Text excerpt:
=====

James Kenneth Price (May 27, 1931 – August 4, 1987) was an American country music singer, songwriter, and actor. Nicknamed the "Round Mound of Sound," Price recorded for the Boone and RCA Victor, MRC and Dimension record labels, charting thirty-four singles on the Hot Country Songs charts between 1966 and 1980. His highest-peaking singles, "Walking on New Grass" and "Happy Tracks," both reached No. 7 on that chart.

Life and career
Price was born in Florence, Kentucky, United States, and was raised on a farm in Boone County, Kentucky.  He learned to play guitar when he was five years old. From 1952 until 1954, Price served in the U.S. Army during the Korean War, reaching the rank of corporal.  While stationed in Korea, he auditioned for a USO show, and before being discharged, he had decided to become a professional musician.  He studied for a brief time at the Cincinnati College-Conservatory of Music and became a musician on Midwestern Hayride on WLWT, eventually taking over as the show's host until it went off the air in the early 1970s.

He first recorded for Boone Records, then moved on to RCA Records in 1969, where he stayed until 1976.  For most of his career, Price worked with Ray Pennington, whose style complemented his own. Price had 34 singles chart in his career, including "Walking on the New Grass" (a top 10 hit in 1966), "Happy Tracks", "Northeast Arkansas Mississippi County Bootlegger" (a top 20 hit in 1969),. and "The Sheriff of Boone County" (which hit the Country top 10). A 1970 novelty song he co-wrote with his producer Ronny Light, a B-side single called "The Shortest Song in the World"- which clocked in at a mere eighteen seconds long, enjoyed some airplay in 1970.

Standing 6'-6" tall and weighing nearly 300 pounds for most of his professional career, he was nicknamed "The Round Mound of Sound", and wrote a song by the same name in 1968. Many of his comedic songs made reference to his size — "The Heavyweight" is an obvious example. In later years, Price became significantly thinner and lampooned himself in the song "The Boone County Weight Watchers of America".

=====

Exercises to complete:
1) Write out the passage from the James Kenneth Price biography starting at "He first recorded" and ending at "airplay in 1970.".
2) Continue the James Kenneth Price biography from its last sentence.

=====

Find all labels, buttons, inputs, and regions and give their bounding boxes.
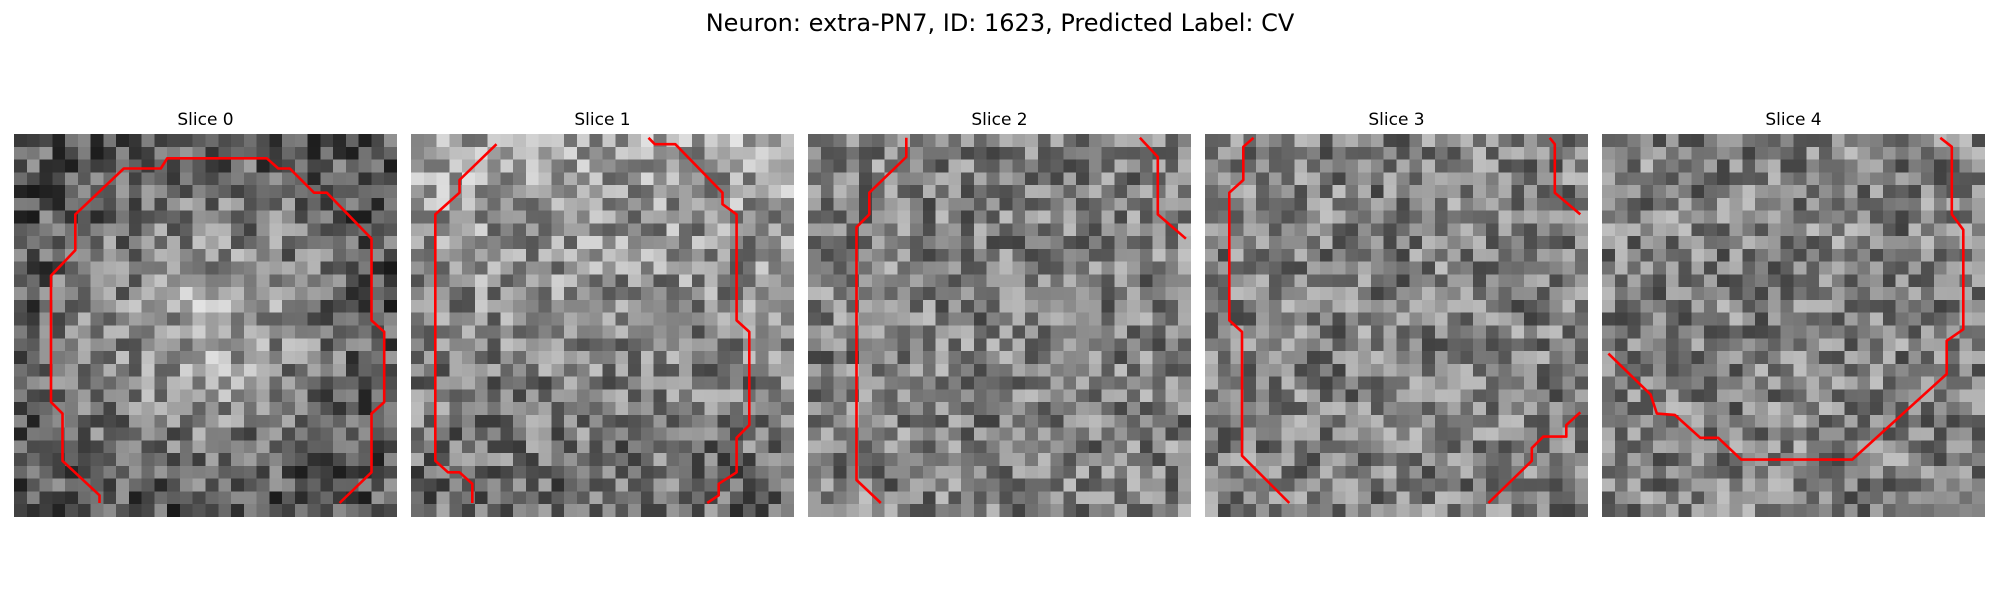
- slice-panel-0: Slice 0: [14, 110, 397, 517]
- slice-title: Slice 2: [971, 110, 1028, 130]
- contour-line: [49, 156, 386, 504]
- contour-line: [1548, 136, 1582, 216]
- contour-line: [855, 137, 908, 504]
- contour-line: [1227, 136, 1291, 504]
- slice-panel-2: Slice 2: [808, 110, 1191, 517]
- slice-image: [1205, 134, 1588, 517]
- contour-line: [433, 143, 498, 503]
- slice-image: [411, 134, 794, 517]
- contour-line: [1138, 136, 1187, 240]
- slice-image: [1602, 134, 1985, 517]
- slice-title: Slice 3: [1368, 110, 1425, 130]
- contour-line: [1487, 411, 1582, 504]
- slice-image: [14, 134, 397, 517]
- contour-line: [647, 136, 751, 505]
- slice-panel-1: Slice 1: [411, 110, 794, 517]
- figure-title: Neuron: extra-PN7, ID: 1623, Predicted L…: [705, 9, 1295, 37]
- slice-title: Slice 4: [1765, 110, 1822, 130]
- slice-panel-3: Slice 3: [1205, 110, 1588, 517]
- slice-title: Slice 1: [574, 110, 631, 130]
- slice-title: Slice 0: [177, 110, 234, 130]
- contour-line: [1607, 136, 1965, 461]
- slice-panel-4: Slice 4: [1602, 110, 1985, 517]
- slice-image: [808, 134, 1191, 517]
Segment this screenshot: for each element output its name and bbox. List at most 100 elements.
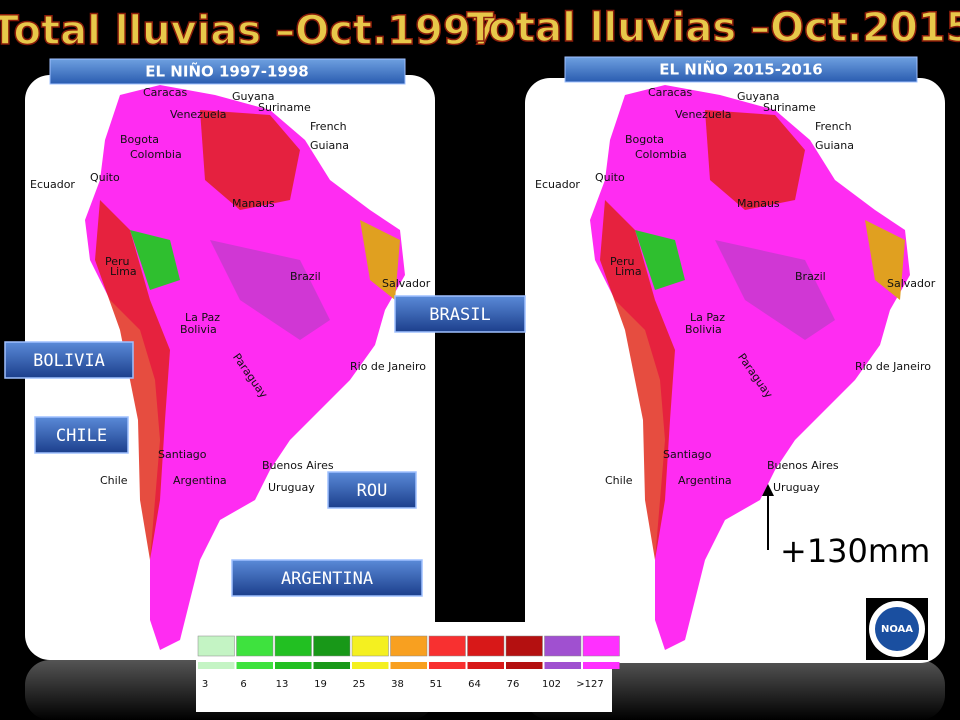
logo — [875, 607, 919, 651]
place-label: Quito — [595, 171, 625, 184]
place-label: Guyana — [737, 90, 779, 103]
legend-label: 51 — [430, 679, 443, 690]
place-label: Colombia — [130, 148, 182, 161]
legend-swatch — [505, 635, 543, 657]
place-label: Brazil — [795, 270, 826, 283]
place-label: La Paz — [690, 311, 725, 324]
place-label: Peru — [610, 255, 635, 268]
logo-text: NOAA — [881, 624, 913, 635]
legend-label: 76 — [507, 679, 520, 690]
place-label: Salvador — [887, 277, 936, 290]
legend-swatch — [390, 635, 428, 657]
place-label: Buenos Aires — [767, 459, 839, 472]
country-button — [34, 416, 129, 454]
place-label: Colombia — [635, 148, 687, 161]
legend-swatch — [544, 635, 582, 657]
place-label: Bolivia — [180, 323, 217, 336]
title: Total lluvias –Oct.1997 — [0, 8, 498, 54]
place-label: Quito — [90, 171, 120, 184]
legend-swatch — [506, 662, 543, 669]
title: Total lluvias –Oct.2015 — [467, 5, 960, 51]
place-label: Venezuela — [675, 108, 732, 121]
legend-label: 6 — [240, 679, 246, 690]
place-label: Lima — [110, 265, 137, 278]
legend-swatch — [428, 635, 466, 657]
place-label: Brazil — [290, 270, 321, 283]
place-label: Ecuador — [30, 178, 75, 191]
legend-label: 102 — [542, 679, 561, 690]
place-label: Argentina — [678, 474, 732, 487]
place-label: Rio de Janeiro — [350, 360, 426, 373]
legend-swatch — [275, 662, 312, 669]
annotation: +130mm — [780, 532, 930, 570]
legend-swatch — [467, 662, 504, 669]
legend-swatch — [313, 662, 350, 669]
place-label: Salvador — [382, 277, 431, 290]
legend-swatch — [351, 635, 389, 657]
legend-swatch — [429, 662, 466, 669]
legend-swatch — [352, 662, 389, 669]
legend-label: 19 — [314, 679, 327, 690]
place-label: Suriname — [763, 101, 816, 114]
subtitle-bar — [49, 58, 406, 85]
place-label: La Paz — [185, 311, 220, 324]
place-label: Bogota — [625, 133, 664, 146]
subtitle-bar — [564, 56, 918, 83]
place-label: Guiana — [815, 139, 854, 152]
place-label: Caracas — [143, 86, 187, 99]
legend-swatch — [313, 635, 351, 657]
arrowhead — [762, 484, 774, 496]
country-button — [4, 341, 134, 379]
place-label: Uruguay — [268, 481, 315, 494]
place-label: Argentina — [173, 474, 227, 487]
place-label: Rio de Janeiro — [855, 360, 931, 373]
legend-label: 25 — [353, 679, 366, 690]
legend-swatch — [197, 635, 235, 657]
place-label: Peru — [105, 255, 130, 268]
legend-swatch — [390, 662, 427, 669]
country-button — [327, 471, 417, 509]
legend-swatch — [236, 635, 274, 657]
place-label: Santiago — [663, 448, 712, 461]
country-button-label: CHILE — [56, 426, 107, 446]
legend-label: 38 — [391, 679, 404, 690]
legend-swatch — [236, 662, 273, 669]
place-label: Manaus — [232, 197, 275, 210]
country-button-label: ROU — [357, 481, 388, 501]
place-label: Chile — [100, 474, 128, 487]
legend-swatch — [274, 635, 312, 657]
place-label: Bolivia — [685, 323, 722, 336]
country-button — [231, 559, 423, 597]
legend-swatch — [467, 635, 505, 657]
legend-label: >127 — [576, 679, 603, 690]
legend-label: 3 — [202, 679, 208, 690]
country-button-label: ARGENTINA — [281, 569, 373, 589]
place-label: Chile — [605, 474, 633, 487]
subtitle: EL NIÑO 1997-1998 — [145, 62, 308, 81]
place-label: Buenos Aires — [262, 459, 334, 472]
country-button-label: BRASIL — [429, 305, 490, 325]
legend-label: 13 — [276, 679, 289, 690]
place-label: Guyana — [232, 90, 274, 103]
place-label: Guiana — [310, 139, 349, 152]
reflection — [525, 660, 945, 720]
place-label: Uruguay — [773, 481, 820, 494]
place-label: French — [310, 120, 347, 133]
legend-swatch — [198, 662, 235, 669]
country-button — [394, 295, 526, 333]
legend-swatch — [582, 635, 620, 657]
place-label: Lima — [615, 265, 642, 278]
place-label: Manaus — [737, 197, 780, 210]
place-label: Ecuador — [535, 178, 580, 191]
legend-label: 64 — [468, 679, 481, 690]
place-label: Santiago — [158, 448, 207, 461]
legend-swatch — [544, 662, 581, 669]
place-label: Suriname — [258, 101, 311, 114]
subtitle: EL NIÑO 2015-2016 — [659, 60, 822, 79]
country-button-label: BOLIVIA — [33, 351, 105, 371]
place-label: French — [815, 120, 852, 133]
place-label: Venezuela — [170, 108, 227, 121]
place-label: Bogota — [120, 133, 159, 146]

=====

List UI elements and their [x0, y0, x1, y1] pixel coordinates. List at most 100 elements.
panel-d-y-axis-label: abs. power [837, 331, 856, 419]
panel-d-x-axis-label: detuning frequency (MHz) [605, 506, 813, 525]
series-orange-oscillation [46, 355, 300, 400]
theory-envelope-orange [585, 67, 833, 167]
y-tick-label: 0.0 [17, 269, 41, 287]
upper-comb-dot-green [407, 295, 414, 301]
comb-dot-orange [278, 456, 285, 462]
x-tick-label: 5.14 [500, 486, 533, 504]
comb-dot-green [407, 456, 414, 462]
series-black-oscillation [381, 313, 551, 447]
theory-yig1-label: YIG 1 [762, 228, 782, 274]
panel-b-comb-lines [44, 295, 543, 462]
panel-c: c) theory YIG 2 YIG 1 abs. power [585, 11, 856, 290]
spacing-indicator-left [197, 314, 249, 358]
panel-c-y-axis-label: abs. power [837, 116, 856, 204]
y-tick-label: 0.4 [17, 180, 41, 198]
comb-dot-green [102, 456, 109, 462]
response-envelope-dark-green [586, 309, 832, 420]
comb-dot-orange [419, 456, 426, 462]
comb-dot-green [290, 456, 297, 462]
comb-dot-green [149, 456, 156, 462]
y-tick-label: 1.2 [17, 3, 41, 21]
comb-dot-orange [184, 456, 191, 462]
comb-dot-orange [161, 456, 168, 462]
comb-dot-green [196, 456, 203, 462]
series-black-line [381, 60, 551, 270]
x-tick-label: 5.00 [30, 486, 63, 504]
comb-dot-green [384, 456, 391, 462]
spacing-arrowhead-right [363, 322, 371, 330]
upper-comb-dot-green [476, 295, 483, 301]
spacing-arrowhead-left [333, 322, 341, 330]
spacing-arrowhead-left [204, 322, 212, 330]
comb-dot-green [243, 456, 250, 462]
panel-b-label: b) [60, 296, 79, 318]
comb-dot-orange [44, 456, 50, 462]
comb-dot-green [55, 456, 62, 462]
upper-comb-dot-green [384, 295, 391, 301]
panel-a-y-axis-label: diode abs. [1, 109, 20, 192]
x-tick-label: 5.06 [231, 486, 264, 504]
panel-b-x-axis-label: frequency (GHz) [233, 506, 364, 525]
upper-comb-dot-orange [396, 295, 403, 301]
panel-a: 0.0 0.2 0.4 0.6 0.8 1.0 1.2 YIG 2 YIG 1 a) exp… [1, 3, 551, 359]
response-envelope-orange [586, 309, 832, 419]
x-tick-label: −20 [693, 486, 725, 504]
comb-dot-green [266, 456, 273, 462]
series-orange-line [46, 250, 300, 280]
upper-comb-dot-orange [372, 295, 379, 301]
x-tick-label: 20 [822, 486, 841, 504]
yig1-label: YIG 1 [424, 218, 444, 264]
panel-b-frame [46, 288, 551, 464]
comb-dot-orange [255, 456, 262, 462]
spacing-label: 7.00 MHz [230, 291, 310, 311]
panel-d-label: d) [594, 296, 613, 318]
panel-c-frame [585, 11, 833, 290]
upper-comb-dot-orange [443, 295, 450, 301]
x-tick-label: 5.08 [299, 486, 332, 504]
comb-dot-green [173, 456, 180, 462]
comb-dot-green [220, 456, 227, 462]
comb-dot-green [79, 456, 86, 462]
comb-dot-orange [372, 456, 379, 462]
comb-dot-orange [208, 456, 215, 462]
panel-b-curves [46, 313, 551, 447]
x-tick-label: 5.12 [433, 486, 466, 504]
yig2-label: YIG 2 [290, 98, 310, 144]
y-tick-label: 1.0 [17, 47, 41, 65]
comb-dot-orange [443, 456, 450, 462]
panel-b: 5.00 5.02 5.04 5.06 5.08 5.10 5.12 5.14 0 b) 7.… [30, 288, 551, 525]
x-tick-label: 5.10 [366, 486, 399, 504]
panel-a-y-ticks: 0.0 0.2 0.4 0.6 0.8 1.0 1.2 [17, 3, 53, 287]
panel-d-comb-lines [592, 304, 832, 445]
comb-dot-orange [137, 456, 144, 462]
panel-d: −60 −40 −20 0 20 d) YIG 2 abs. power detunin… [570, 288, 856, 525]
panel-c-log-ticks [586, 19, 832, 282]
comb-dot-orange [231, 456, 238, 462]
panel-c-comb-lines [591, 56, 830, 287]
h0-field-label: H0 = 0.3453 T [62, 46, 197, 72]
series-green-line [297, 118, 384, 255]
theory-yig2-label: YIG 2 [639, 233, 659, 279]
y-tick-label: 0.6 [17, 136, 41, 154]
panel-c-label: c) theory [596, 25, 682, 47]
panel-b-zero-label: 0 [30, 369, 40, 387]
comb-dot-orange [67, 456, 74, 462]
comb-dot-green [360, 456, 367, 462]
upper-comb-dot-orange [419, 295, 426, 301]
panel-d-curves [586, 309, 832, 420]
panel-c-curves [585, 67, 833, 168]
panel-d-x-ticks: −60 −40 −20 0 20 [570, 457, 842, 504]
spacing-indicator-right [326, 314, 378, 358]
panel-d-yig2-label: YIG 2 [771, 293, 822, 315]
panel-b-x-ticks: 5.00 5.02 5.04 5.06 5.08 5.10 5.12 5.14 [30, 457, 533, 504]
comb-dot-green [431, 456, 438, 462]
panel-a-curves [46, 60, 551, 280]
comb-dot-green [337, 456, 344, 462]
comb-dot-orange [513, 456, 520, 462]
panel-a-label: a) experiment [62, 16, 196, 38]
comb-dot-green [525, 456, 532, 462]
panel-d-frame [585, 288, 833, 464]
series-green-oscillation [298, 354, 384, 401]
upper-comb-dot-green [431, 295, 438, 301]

=====

Responses:
1)
He first recorded for Boone Records, then moved on to RCA Records in 1969, where he stayed until 1976.  For most of his career, Price worked with Ray Pennington, whose style complemented his own. Price had 34 singles chart in his career, including "Walking on the New Grass" (a top 10 hit in 1966), "Happy Tracks", "Northeast Arkansas Mississippi County Bootlegger" (a top 20 hit in 1969),. and "The Sheriff of Boone County" (which hit the Country top 10). A 1970 novelty song he co-wrote with his producer Ronny Light, a B-side single called "The Shortest Song in the World"- which clocked in at a mere eighteen seconds long, enjoyed some airplay in 1970.

2)
In 1975, Price relocated to Nashville, and after a few uncredited appearances became a regular on Hee Haw.  He remained with the show until his death. He served as the bass vocalist for the Hee Haw Gospel Quartet, which included Grandpa Jones, Buck Owens, and Roy Clark.  Price and fellow Hee Haw cast member Lulu Roman got their own short-lived spin-off series called Hee Haw Honeys, which ran from 1978 to 1979.  Price and Roman guest starred on two episodes of The Love Boat.  He later had a small role in the film Cold Justice, which was released after his death.

His wife, Donna Price, wrote a few memorable tunes for him, including the hit "Let's Truck Together", which was used in a late 70s Hee Haw skit.  In the mid-1980s, Kenny and Donna starred in The Nashville Network (now Paramount Network) travelogue series called Wish You Were Here, where they traveled across the United States in a RV and visited places of interest.
 
Price died of a heart attack in Florence, Kentucky, at the age of 56.

Discography

Albums

Singles

A"The Sheriff of Boone County" also peaked at No. 19 on Bubbling Under Hot 100.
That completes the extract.